##### STORED RECORDS #####

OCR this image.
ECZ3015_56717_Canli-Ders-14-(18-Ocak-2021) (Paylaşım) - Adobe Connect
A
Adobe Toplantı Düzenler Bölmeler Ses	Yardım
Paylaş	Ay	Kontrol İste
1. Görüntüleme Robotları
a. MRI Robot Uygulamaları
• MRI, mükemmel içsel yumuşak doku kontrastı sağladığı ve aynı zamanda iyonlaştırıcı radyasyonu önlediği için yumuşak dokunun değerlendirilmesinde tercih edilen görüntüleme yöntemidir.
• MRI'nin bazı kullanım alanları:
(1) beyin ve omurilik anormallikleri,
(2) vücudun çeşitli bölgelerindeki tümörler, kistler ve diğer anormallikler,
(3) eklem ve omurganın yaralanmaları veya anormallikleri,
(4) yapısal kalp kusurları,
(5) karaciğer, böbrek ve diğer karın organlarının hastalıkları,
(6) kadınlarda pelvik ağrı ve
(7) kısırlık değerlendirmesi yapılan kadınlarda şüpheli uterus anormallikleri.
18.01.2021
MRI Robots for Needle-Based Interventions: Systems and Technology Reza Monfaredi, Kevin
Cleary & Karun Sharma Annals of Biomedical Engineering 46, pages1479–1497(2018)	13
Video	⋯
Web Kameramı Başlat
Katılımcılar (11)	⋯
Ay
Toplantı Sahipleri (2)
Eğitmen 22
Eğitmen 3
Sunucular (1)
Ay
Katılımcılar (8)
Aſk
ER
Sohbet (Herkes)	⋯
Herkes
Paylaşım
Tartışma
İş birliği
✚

#####

→ **EXERCISE**: Exactly reproduce every line found in the records.

→ **ANSWER FOR THE TASK**:
OCR this image.
ECZ3015_56717_Canli-Ders-14-(18-Ocak-2021) (Paylaşım) - Adobe Connect
A
Adobe Toplantı Düzenler Bölmeler Ses	Yardım
Paylaş	Ay	Kontrol İste
1. Görüntüleme Robotları
a. MRI Robot Uygulamaları
• MRI, mükemmel içsel yumuşak doku kontrastı sağladığı ve aynı zamanda iyonlaştırıcı radyasyonu önlediği için yumuşak dokunun değerlendirilmesinde tercih edilen görüntüleme yöntemidir.
• MRI'nin bazı kullanım alanları:
(1) beyin ve omurilik anormallikleri,
(2) vücudun çeşitli bölgelerindeki tümörler, kistler ve diğer anormallikler,
(3) eklem ve omurganın yaralanmaları veya anormallikleri,
(4) yapısal kalp kusurları,
(5) karaciğer, böbrek ve diğer karın organlarının hastalıkları,
(6) kadınlarda pelvik ağrı ve
(7) kısırlık değerlendirmesi yapılan kadınlarda şüpheli uterus anormallikleri.
18.01.2021
MRI Robots for Needle-Based Interventions: Systems and Technology Reza Monfaredi, Kevin
Cleary & Karun Sharma Annals of Biomedical Engineering 46, pages1479–1497(2018)	13
Video	⋯
Web Kameramı Başlat
Katılımcılar (11)	⋯
Ay
Toplantı Sahipleri (2)
Eğitmen 22
Eğitmen 3
Sunucular (1)
Ay
Katılımcılar (8)
Aſk
ER
Sohbet (Herkes)	⋯
Herkes
Paylaşım
Tartışma
İş birliği
✚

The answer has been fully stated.